▶ Requirements
Produce a word-for-word copy of the listing below without its pictures.

▶ Dataset entries on figures

=====

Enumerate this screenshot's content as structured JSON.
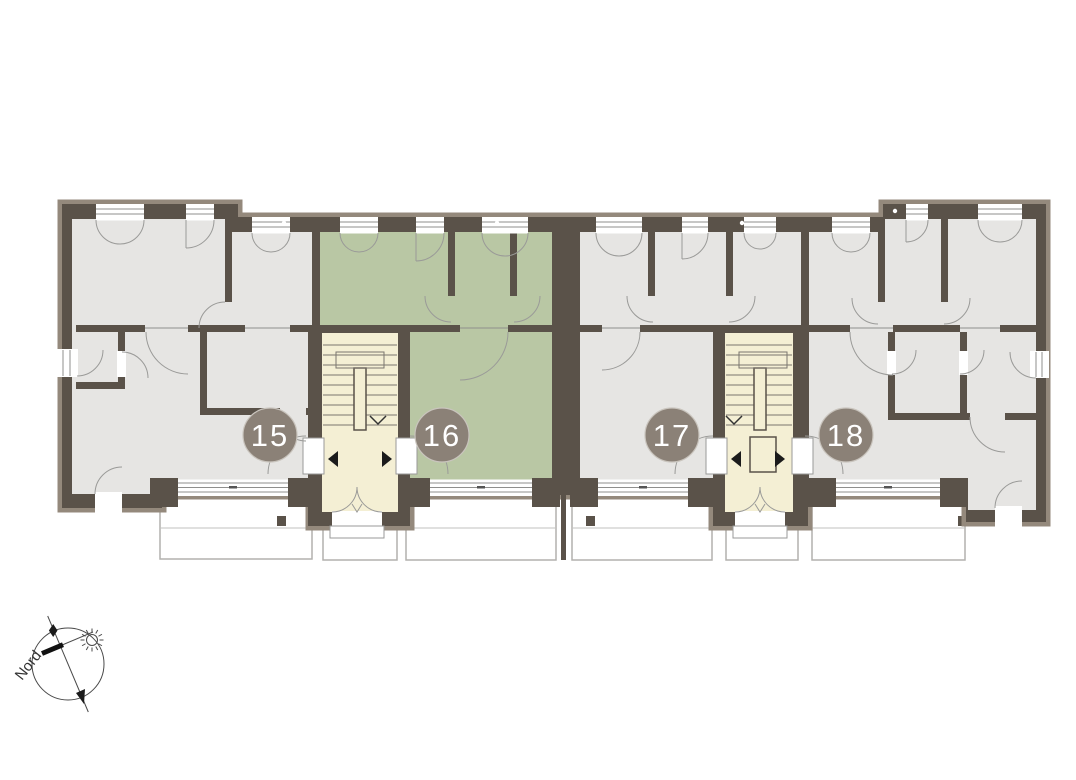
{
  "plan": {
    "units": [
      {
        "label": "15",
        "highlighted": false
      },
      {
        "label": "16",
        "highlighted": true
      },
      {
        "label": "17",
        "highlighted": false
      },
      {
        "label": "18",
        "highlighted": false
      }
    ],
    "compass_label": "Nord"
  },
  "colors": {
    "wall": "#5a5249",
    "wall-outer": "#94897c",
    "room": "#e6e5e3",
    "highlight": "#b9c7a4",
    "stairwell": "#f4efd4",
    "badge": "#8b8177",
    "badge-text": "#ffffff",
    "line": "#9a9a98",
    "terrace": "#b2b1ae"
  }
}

=====

▶ Exercise response
Enumerate this screenshot's content as structured JSON.
{
  "plan": {
    "units": [
      {
        "label": "15",
        "highlighted": false
      },
      {
        "label": "16",
        "highlighted": true
      },
      {
        "label": "17",
        "highlighted": false
      },
      {
        "label": "18",
        "highlighted": false
      }
    ],
    "compass_label": "Nord"
  },
  "colors": {
    "wall": "#5a5249",
    "wall-outer": "#94897c",
    "room": "#e6e5e3",
    "highlight": "#b9c7a4",
    "stairwell": "#f4efd4",
    "badge": "#8b8177",
    "badge-text": "#ffffff",
    "line": "#9a9a98",
    "terrace": "#b2b1ae"
  }
}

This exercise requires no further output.